[Instructions to follow]: Copy out the complete listing, word for word.

[Supplied data]:
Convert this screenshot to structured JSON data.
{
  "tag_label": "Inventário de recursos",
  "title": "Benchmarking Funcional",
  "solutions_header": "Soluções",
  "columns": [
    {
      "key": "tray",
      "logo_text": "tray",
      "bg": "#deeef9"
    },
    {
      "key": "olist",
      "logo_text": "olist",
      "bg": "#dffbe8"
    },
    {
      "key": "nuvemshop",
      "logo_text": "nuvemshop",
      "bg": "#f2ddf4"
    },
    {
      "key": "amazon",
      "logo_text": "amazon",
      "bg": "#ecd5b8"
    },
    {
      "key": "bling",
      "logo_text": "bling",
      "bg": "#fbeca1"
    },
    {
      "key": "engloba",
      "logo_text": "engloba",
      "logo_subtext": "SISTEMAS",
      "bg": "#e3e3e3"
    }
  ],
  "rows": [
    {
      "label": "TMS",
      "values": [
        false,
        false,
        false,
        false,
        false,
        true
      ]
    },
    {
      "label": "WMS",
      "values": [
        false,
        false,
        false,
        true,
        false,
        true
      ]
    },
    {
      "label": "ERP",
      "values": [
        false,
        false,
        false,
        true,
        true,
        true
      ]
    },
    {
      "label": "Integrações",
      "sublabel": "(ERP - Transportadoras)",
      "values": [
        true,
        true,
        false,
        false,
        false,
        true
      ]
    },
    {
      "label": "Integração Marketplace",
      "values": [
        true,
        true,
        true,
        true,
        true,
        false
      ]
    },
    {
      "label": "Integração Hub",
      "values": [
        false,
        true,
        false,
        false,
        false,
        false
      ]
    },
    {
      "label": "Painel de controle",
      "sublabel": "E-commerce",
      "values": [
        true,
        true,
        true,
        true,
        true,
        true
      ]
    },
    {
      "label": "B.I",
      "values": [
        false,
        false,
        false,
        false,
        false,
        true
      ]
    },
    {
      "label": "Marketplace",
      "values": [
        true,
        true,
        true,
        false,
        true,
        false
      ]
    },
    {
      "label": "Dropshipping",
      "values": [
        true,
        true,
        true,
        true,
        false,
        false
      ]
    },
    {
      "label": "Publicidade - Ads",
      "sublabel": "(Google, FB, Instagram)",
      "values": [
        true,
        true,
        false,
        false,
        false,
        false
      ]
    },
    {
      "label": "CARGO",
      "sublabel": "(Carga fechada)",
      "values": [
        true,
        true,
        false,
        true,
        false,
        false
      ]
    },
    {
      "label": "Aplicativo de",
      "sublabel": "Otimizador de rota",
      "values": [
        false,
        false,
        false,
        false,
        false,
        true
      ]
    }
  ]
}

[Exercise output]:
Convert this screenshot to structured JSON data.
{
  "tag_label": "Inventário de recursos",
  "title": "Benchmarking Funcional",
  "solutions_header": "Soluções",
  "columns": [
    {
      "key": "tray",
      "logo_text": "tray",
      "bg": "#deeef9"
    },
    {
      "key": "olist",
      "logo_text": "olist",
      "bg": "#dffbe8"
    },
    {
      "key": "nuvemshop",
      "logo_text": "nuvemshop",
      "bg": "#f2ddf4"
    },
    {
      "key": "amazon",
      "logo_text": "amazon",
      "bg": "#ecd5b8"
    },
    {
      "key": "bling",
      "logo_text": "bling",
      "bg": "#fbeca1"
    },
    {
      "key": "engloba",
      "logo_text": "engloba",
      "logo_subtext": "SISTEMAS",
      "bg": "#e3e3e3"
    }
  ],
  "rows": [
    {
      "label": "TMS",
      "values": [
        false,
        false,
        false,
        false,
        false,
        true
      ]
    },
    {
      "label": "WMS",
      "values": [
        false,
        false,
        false,
        true,
        false,
        true
      ]
    },
    {
      "label": "ERP",
      "values": [
        false,
        false,
        false,
        true,
        true,
        true
      ]
    },
    {
      "label": "Integrações",
      "sublabel": "(ERP - Transportadoras)",
      "values": [
        true,
        true,
        false,
        false,
        false,
        true
      ]
    },
    {
      "label": "Integração Marketplace",
      "values": [
        true,
        true,
        true,
        true,
        true,
        false
      ]
    },
    {
      "label": "Integração Hub",
      "values": [
        false,
        true,
        false,
        false,
        false,
        false
      ]
    },
    {
      "label": "Painel de controle",
      "sublabel": "E-commerce",
      "values": [
        true,
        true,
        true,
        true,
        true,
        true
      ]
    },
    {
      "label": "B.I",
      "values": [
        false,
        false,
        false,
        false,
        false,
        true
      ]
    },
    {
      "label": "Marketplace",
      "values": [
        true,
        true,
        true,
        false,
        true,
        false
      ]
    },
    {
      "label": "Dropshipping",
      "values": [
        true,
        true,
        true,
        true,
        false,
        false
      ]
    },
    {
      "label": "Publicidade - Ads",
      "sublabel": "(Google, FB, Instagram)",
      "values": [
        true,
        true,
        false,
        false,
        false,
        false
      ]
    },
    {
      "label": "CARGO",
      "sublabel": "(Carga fechada)",
      "values": [
        true,
        true,
        false,
        true,
        false,
        false
      ]
    },
    {
      "label": "Aplicativo de",
      "sublabel": "Otimizador de rota",
      "values": [
        false,
        false,
        false,
        false,
        false,
        true
      ]
    }
  ]
}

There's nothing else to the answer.